▶ _Directions_
Answer with nothing except the number of lines that contain the word "imparato".

▶ _Excerpted data_

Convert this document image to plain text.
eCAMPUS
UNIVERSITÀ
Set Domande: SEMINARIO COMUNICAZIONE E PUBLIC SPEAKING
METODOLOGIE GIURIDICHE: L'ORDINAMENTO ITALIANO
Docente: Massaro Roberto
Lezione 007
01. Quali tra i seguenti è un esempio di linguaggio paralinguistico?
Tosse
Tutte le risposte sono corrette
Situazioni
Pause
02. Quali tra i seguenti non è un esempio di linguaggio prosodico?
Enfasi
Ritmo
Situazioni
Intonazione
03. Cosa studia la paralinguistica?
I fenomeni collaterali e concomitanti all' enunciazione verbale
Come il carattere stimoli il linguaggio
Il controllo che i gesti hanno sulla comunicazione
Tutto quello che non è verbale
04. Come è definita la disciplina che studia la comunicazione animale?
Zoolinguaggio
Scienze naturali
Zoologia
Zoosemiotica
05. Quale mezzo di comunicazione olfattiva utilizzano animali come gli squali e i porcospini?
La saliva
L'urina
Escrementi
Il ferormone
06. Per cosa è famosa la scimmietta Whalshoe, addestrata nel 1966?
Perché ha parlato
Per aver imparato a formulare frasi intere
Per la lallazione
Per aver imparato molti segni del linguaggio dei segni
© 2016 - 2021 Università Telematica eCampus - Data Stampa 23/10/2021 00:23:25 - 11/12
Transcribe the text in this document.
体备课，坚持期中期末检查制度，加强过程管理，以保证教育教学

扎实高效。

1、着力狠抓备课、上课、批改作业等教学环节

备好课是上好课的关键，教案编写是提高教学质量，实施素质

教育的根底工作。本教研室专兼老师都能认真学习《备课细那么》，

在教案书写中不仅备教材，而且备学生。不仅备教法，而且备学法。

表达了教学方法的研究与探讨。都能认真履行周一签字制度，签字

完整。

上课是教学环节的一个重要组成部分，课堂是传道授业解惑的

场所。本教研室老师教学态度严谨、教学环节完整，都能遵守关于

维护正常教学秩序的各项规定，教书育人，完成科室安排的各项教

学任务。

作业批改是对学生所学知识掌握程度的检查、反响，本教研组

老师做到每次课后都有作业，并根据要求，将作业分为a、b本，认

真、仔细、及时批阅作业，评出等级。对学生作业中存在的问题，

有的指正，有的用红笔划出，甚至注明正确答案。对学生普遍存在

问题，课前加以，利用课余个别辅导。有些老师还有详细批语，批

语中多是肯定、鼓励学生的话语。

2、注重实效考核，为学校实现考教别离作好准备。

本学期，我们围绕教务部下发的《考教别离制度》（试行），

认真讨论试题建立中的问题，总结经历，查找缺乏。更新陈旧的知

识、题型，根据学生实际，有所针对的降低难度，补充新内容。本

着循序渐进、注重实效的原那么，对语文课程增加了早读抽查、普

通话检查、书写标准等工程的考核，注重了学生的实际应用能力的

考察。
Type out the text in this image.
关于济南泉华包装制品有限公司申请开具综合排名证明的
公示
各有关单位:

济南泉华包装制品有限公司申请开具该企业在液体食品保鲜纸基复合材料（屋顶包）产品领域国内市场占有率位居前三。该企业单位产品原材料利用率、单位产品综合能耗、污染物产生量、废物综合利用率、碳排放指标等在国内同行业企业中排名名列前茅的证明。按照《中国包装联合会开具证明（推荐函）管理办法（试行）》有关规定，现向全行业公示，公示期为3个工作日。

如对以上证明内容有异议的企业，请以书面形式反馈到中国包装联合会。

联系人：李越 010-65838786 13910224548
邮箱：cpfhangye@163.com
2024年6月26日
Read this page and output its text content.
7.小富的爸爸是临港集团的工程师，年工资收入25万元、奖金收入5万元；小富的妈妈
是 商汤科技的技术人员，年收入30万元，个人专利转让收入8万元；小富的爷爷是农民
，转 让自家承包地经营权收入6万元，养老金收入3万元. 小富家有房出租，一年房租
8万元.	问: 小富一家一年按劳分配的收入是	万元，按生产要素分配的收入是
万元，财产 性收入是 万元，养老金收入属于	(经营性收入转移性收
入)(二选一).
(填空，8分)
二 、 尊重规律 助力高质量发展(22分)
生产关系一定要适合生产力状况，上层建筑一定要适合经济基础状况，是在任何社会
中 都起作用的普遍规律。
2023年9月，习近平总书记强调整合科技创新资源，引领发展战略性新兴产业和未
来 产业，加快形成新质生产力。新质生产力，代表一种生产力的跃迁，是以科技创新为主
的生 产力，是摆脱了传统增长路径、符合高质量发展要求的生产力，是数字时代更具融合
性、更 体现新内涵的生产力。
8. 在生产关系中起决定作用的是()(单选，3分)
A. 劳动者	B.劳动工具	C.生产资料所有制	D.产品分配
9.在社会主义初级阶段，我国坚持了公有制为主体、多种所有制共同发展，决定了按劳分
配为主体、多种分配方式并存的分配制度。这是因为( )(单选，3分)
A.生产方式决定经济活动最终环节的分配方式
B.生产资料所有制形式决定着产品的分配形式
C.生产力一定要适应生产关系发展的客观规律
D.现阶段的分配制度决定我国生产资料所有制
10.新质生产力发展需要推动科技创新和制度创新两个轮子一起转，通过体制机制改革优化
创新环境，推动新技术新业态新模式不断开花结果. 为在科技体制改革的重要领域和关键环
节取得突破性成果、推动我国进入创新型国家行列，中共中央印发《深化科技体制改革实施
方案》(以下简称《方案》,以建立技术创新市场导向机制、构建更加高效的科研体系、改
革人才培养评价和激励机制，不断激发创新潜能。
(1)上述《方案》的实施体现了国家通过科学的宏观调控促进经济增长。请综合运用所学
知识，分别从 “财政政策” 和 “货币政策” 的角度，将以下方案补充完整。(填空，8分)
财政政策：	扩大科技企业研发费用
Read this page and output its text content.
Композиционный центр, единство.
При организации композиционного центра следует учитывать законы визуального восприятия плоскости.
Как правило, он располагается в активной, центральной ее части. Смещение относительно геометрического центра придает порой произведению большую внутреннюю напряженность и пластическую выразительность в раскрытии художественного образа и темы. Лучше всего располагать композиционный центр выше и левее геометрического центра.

▶ _Final answer_
2